- _Material provided_
----------
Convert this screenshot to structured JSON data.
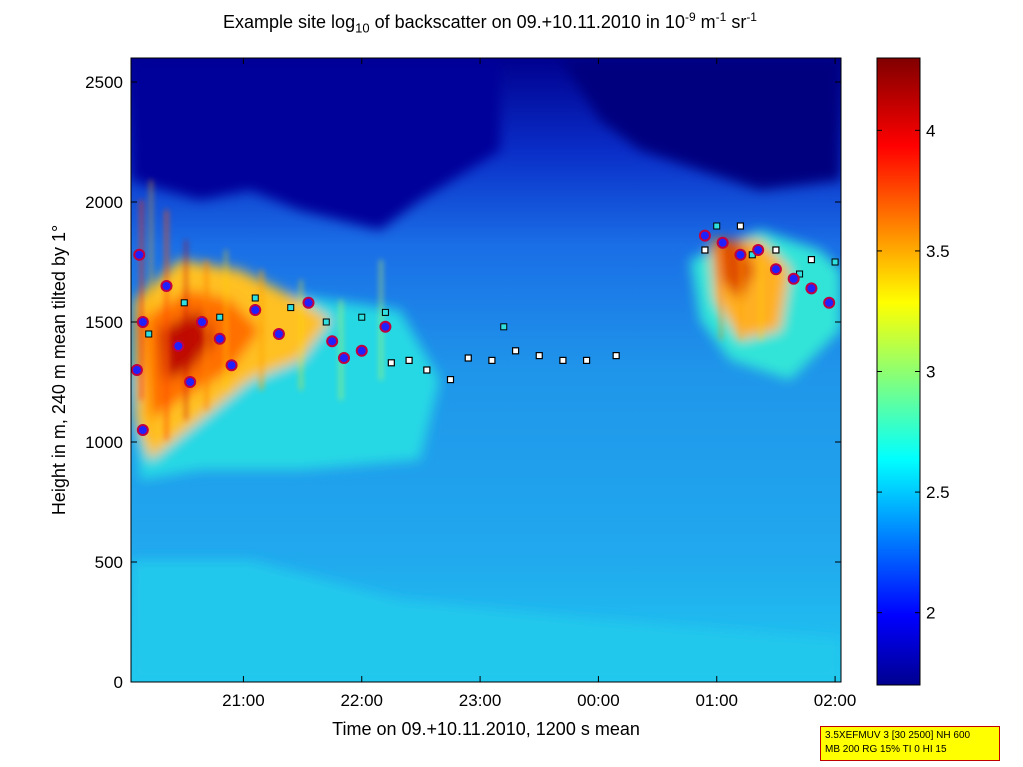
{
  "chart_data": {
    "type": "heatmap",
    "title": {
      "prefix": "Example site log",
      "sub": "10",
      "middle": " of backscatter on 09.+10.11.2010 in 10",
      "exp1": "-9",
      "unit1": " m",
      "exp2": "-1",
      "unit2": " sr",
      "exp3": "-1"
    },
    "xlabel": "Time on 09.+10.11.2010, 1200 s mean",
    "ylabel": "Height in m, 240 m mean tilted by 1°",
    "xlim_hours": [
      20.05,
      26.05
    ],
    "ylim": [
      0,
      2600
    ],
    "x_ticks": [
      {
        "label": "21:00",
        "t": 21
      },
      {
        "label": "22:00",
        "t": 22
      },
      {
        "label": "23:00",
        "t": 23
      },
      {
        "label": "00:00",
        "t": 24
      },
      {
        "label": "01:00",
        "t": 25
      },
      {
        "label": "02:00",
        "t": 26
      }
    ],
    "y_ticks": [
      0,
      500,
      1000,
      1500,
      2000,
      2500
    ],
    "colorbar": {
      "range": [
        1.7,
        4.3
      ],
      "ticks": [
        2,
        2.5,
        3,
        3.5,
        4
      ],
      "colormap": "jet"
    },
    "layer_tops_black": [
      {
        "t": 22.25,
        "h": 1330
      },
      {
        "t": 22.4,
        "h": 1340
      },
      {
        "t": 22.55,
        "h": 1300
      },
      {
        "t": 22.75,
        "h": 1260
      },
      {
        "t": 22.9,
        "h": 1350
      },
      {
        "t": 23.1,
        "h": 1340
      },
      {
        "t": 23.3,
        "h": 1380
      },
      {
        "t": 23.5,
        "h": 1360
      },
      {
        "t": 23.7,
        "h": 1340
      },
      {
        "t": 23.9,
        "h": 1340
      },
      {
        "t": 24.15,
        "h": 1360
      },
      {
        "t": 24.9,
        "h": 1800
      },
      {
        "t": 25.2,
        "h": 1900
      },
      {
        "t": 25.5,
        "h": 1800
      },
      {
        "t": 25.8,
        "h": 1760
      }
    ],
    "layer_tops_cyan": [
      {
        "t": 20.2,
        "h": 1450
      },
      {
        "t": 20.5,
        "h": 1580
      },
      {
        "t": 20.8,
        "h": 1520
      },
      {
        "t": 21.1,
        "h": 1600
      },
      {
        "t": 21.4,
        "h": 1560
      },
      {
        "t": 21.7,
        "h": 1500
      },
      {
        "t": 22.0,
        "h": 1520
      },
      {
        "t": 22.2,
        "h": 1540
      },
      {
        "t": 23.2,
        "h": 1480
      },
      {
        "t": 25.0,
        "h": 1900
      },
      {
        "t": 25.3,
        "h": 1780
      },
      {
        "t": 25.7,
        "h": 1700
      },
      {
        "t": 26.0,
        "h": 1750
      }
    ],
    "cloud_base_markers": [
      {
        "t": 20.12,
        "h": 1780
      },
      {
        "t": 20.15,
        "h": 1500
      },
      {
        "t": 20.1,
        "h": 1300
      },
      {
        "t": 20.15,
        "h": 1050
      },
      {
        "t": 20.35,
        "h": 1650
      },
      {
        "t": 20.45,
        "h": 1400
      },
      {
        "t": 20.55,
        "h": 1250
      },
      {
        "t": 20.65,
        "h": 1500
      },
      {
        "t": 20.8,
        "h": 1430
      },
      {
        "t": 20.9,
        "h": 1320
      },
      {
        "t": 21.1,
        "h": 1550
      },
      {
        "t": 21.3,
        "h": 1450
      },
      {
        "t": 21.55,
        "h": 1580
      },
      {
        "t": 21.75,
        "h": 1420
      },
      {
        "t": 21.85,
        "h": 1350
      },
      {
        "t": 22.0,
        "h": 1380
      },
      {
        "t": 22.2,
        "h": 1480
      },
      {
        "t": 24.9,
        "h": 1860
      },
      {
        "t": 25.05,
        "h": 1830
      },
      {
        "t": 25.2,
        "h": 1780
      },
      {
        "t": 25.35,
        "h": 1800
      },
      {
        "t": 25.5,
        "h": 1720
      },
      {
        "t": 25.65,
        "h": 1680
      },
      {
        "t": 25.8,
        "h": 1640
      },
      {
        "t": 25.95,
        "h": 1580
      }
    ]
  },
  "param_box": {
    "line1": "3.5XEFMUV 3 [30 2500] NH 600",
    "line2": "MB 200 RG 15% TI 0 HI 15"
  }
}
----------
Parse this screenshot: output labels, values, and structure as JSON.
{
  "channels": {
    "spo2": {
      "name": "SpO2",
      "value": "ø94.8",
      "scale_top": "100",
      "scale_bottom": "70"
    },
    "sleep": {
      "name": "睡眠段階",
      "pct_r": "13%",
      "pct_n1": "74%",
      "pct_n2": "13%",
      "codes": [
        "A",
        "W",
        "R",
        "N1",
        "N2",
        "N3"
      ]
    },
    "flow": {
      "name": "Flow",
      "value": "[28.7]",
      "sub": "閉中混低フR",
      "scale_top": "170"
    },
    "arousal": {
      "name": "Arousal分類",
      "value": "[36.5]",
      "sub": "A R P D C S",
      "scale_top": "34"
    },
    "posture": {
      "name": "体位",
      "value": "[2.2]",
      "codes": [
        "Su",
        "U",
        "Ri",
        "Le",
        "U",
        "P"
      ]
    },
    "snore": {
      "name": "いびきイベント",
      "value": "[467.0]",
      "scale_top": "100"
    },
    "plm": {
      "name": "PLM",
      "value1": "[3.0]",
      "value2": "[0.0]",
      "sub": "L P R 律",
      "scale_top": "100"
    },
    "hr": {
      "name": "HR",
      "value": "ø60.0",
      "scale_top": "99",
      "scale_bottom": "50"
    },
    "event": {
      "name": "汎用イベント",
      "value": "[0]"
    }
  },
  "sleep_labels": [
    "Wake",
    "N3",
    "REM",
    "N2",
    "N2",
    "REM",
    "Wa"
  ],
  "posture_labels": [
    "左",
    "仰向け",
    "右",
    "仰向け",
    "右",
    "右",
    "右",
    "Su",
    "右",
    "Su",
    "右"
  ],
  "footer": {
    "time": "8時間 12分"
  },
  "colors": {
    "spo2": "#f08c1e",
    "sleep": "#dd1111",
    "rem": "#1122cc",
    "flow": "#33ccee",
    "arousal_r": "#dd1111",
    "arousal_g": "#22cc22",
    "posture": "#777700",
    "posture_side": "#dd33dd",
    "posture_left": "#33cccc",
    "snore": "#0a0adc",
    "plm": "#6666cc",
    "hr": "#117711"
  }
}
----------
- _Exercise aim_
Of the lines above, how many hold the word "JSON"? Say the number alone.

- _Solution to this problem_
2